> **Set problem**
Select all lines in the records that include "this".

> **Records supplied**
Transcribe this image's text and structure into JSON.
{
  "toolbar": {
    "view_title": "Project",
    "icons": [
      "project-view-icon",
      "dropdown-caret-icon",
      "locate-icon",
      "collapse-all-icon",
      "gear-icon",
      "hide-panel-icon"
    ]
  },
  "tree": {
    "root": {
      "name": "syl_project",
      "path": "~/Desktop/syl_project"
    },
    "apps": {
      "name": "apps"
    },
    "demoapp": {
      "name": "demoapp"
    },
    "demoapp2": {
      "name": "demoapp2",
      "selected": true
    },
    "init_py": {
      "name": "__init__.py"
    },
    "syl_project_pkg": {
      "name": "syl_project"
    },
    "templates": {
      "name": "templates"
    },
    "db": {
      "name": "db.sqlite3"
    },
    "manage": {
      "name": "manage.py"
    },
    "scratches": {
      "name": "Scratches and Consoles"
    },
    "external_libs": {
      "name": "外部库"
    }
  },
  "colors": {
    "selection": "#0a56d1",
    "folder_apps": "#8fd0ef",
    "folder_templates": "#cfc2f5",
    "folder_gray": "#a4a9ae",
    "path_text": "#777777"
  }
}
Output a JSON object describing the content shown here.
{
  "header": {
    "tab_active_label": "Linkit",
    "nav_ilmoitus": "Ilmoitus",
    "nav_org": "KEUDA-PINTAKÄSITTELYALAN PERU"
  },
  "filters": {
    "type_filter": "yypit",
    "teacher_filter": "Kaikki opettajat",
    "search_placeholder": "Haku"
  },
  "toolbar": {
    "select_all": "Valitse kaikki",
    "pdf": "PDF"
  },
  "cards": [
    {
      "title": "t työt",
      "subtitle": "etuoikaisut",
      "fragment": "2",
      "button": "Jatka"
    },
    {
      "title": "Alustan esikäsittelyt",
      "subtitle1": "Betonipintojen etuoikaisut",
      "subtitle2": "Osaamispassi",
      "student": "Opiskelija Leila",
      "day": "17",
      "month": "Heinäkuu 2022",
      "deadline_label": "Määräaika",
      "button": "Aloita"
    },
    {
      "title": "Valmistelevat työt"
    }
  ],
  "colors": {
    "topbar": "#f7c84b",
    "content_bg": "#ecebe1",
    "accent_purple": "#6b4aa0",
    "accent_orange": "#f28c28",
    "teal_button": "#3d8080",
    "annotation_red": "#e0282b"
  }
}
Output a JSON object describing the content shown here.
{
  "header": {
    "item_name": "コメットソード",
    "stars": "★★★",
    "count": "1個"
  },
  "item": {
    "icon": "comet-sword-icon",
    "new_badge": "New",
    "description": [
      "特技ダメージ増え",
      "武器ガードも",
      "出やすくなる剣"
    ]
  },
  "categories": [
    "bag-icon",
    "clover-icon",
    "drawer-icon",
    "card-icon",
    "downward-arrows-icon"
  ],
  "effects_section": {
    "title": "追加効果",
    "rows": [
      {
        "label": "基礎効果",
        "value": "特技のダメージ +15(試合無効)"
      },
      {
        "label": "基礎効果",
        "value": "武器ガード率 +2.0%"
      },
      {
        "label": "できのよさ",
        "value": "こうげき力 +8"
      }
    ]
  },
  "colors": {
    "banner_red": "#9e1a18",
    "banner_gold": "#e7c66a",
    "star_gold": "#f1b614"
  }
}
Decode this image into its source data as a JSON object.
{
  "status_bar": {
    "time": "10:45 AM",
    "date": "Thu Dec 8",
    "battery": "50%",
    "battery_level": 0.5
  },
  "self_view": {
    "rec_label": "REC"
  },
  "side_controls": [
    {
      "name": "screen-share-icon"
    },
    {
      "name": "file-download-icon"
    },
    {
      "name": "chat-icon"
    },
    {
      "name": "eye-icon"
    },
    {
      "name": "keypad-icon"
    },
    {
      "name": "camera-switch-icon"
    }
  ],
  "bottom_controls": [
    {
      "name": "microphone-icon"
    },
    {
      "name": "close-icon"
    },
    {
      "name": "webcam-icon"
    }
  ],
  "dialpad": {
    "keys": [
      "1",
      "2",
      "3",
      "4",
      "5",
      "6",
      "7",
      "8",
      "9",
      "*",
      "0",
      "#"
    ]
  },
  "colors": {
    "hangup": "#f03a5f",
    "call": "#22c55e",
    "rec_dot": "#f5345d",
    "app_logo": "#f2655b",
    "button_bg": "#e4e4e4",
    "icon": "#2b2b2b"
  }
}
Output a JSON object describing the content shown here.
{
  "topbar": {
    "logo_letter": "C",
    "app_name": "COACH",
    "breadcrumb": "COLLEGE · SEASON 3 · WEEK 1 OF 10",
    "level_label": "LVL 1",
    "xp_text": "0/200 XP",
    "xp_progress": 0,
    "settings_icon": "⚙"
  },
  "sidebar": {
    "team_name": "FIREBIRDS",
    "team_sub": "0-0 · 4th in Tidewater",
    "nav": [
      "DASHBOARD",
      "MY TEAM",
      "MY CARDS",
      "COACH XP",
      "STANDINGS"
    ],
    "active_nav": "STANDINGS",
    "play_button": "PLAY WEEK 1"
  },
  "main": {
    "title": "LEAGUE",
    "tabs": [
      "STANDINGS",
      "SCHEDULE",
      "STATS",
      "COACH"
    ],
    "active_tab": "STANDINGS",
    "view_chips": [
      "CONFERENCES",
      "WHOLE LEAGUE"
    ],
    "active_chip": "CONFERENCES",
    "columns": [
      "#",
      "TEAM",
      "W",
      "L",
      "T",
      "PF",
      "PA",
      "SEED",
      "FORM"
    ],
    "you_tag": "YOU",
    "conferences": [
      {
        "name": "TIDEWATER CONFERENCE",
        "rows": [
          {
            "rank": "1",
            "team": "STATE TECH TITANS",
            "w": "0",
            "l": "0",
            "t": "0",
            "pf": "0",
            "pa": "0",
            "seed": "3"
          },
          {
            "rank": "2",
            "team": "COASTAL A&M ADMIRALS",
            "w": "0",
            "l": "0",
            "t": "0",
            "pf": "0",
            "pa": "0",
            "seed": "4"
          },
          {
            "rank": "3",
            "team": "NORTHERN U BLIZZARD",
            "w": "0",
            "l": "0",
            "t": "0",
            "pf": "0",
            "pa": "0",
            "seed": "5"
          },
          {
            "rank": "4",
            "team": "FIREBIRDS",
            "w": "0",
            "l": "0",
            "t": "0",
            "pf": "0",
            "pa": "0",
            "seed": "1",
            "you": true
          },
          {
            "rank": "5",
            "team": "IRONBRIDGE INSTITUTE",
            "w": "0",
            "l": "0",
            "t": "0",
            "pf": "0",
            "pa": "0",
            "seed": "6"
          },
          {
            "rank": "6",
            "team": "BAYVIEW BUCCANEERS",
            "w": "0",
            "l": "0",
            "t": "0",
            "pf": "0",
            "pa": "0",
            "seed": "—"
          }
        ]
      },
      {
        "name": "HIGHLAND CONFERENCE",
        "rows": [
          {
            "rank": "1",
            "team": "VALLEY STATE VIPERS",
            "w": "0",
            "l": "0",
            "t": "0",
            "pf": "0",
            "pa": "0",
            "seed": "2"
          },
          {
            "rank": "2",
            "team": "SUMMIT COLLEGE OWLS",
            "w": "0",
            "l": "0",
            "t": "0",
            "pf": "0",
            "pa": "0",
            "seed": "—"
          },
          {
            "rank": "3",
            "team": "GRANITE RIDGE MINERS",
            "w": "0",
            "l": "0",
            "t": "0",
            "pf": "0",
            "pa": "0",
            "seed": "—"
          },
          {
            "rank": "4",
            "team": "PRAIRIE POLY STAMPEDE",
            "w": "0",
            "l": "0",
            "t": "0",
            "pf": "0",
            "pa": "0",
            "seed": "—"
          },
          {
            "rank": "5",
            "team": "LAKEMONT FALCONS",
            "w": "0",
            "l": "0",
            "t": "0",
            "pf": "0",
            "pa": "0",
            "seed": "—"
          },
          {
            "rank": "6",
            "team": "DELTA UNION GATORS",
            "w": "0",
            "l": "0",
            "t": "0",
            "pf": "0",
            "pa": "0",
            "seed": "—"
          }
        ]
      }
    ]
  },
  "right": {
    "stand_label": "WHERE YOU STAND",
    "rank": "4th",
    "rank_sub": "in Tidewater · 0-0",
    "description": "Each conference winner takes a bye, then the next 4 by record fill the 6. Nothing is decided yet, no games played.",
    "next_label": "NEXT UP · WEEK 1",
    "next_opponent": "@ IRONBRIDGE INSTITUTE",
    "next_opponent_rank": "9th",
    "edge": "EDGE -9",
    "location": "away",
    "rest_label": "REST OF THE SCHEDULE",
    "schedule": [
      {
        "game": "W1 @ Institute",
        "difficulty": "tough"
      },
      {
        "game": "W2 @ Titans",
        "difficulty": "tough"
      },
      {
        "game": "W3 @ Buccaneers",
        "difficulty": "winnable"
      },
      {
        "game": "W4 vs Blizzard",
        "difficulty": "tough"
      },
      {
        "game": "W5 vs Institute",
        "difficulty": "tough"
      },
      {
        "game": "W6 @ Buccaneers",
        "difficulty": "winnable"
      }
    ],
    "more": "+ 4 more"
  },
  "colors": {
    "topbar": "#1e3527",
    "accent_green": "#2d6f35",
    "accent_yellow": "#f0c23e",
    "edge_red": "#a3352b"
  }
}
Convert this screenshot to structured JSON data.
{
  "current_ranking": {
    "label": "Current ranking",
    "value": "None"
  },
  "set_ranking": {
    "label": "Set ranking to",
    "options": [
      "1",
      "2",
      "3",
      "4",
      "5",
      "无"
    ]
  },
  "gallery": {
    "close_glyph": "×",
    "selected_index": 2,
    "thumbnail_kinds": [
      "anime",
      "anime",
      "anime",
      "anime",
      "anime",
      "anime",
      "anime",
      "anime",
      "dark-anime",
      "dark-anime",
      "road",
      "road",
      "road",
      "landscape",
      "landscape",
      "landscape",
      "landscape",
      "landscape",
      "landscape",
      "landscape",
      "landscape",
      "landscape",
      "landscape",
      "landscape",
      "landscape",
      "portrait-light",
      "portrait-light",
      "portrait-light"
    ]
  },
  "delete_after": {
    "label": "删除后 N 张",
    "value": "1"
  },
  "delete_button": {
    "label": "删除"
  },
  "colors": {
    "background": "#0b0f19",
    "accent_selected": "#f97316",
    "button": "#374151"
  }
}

> **The completed task**
Transcribe this image's text and structure into JSON.
Decode this image into its source data as a JSON object.
Convert this screenshot to structured JSON data.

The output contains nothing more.